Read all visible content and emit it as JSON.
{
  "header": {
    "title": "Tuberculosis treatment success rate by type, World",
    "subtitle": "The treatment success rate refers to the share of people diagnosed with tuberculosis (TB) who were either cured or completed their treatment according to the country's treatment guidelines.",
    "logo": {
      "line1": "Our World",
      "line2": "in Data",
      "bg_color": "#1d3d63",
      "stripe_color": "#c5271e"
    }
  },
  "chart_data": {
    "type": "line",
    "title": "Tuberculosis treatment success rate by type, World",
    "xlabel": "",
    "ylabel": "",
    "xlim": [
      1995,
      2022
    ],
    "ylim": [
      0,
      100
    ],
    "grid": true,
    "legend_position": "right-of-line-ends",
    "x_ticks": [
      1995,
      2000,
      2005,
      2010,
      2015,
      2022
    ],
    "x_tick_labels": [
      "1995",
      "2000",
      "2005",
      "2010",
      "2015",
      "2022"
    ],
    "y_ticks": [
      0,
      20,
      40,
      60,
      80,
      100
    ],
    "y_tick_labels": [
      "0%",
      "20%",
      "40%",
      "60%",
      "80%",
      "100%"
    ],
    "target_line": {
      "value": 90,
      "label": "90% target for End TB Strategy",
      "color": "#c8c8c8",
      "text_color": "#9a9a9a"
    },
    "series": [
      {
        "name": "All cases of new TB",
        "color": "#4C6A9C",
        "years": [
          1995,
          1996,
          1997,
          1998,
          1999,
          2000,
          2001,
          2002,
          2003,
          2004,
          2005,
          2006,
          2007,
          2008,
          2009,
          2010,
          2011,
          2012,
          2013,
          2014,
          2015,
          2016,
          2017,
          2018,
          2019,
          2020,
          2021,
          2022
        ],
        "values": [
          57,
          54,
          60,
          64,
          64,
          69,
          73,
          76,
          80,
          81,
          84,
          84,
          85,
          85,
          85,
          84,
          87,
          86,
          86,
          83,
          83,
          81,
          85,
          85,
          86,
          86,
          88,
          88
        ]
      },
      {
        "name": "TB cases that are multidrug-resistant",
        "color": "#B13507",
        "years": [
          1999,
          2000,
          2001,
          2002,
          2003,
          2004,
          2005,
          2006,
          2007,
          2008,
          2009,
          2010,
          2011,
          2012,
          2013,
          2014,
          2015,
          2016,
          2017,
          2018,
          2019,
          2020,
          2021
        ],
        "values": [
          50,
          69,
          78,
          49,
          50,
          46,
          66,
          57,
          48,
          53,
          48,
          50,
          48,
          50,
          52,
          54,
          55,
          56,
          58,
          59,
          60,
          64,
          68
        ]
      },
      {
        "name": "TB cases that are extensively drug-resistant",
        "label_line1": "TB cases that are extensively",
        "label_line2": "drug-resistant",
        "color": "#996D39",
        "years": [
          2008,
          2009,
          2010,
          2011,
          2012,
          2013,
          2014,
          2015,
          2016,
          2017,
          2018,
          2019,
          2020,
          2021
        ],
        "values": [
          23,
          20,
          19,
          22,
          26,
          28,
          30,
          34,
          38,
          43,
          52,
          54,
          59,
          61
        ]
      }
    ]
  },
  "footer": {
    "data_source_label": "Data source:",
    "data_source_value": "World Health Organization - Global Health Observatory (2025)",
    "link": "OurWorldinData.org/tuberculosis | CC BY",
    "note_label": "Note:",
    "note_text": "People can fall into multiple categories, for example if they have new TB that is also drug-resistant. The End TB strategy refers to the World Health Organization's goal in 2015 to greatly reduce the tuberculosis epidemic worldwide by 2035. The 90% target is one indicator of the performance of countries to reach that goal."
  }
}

━━━━━━━━

OBJECTIVE:
Check each line of the records for the word "extensively" and extract those that contain it.

RESPONSE TO THIS TASK:
        "name": "TB cases that are extensively drug-resistant",
        "label_line1": "TB cases that are extensively",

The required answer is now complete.